Aim:
Count every line that holds the string "this", and report the number alone.

Recorded data:
.....
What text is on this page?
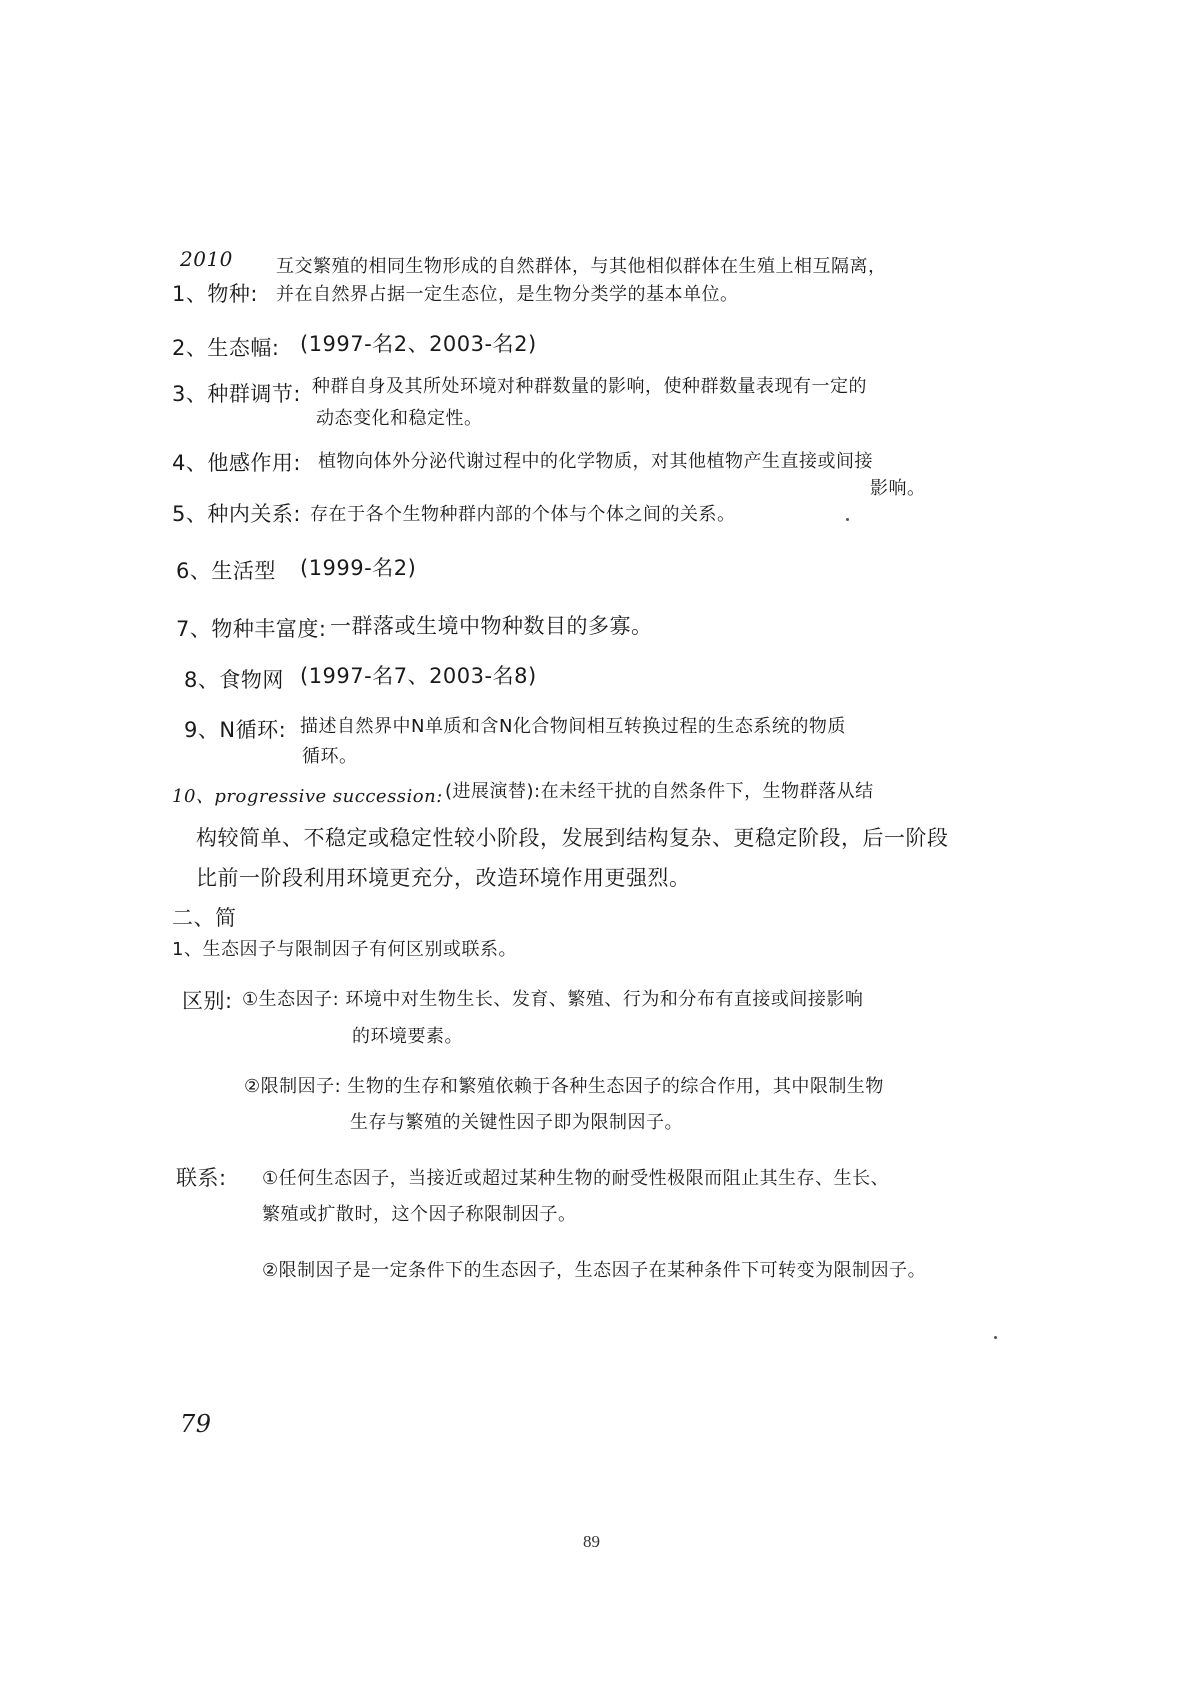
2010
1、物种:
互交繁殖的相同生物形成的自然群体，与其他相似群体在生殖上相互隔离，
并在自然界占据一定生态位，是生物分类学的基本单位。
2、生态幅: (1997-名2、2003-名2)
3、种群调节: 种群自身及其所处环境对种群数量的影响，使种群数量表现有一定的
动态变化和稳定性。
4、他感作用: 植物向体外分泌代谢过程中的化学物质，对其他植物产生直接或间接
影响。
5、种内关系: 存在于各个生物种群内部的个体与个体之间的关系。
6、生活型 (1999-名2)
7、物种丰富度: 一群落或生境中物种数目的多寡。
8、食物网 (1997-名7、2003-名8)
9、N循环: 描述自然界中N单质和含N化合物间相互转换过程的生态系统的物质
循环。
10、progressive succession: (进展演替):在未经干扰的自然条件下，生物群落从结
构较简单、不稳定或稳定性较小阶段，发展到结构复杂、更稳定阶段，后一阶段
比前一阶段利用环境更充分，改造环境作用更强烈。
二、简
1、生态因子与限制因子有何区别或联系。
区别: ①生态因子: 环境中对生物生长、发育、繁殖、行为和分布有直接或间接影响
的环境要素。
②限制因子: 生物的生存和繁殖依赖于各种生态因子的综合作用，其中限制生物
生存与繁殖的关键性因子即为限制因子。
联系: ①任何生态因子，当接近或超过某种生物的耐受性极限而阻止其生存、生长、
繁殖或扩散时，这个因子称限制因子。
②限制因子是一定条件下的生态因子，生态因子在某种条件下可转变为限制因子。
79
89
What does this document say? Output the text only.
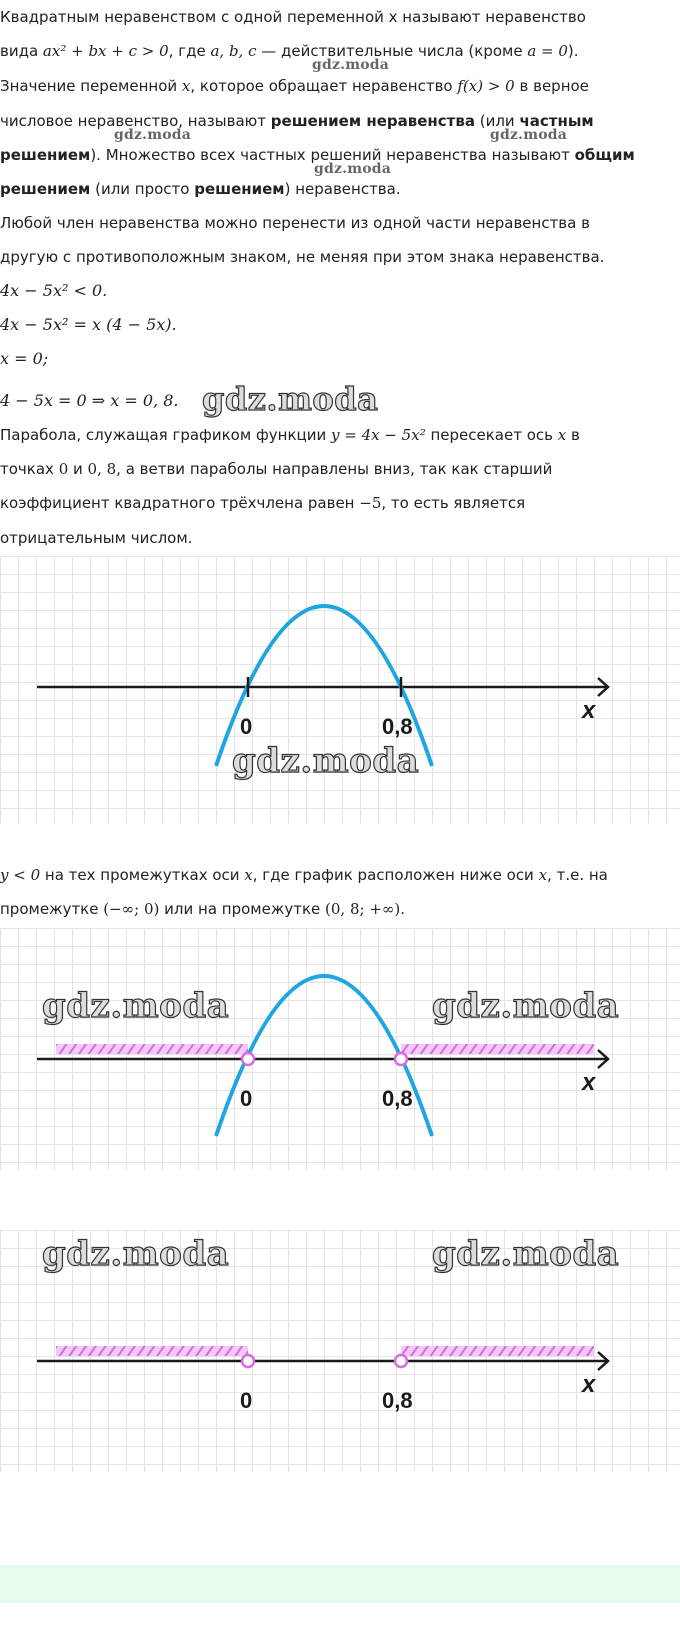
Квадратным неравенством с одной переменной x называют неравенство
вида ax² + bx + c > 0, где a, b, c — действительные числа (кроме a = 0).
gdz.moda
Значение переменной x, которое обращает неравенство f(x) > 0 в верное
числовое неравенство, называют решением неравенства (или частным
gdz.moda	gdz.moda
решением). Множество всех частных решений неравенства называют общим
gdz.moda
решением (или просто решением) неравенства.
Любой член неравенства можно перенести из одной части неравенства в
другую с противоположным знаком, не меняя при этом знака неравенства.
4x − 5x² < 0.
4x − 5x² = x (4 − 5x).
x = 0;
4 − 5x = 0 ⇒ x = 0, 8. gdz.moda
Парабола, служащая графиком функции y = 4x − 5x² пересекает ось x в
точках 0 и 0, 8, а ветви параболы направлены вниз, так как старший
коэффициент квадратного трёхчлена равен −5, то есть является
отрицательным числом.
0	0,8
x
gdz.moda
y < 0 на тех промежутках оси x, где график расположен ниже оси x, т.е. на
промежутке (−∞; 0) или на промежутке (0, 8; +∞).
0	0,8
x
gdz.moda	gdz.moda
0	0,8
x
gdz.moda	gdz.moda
.....
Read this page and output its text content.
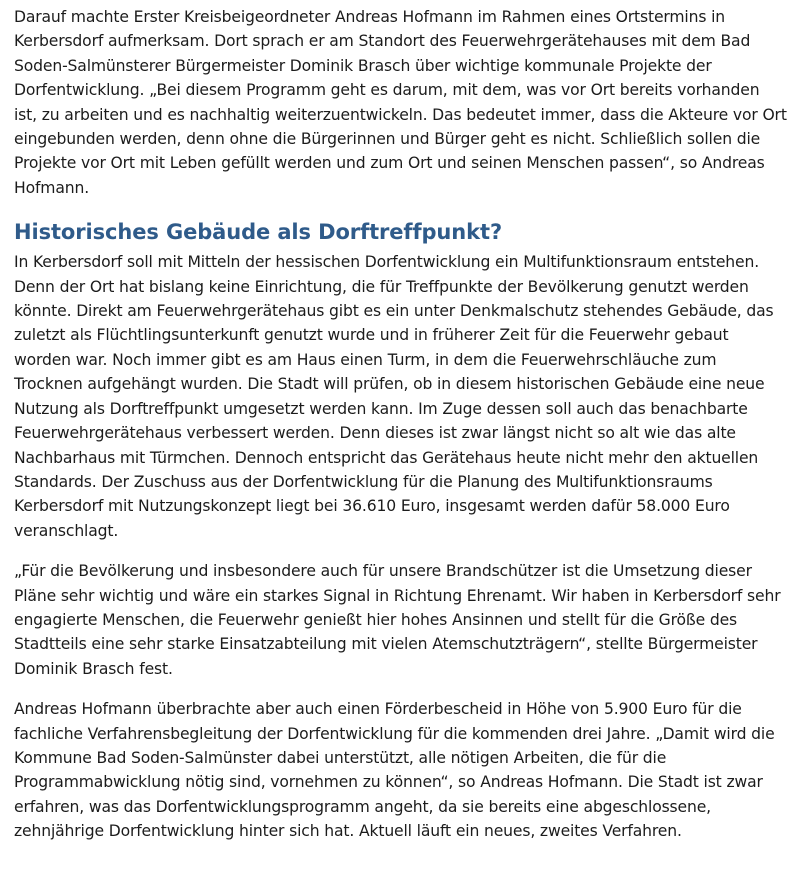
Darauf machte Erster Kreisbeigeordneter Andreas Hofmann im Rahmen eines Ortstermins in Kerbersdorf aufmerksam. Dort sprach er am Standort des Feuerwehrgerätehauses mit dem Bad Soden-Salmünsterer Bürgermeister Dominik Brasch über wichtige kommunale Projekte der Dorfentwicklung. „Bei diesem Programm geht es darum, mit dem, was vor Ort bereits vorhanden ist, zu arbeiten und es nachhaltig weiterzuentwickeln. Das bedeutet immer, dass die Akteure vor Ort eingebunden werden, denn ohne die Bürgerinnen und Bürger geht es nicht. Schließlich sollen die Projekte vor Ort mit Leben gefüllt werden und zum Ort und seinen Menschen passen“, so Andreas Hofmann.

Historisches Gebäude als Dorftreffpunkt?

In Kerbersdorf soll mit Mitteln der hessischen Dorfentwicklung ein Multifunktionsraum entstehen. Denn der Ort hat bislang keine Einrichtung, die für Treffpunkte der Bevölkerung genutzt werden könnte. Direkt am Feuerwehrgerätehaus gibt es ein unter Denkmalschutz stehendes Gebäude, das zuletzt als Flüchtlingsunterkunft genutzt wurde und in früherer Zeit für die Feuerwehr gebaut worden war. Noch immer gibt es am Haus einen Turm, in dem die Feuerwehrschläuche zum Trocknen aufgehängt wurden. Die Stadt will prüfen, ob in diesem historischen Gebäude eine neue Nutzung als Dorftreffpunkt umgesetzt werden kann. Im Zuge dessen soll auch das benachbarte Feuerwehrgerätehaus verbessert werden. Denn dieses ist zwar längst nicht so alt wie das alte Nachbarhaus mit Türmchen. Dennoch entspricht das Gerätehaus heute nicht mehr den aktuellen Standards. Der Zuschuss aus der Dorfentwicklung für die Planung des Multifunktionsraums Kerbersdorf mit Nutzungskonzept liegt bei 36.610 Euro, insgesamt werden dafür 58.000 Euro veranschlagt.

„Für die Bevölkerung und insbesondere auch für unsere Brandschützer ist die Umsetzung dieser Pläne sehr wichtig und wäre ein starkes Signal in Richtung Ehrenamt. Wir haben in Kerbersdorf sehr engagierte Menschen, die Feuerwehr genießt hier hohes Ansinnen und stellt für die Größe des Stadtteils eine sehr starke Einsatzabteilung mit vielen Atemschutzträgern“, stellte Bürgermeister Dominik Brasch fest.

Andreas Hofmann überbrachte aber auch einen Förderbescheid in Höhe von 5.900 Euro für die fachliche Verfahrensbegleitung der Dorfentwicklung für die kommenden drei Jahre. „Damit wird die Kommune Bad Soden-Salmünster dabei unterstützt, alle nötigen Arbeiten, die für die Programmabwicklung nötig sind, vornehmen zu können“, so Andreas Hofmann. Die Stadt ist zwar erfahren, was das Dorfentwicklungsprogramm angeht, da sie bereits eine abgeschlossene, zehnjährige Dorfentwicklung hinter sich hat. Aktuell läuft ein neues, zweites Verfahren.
.....
Completed task:
3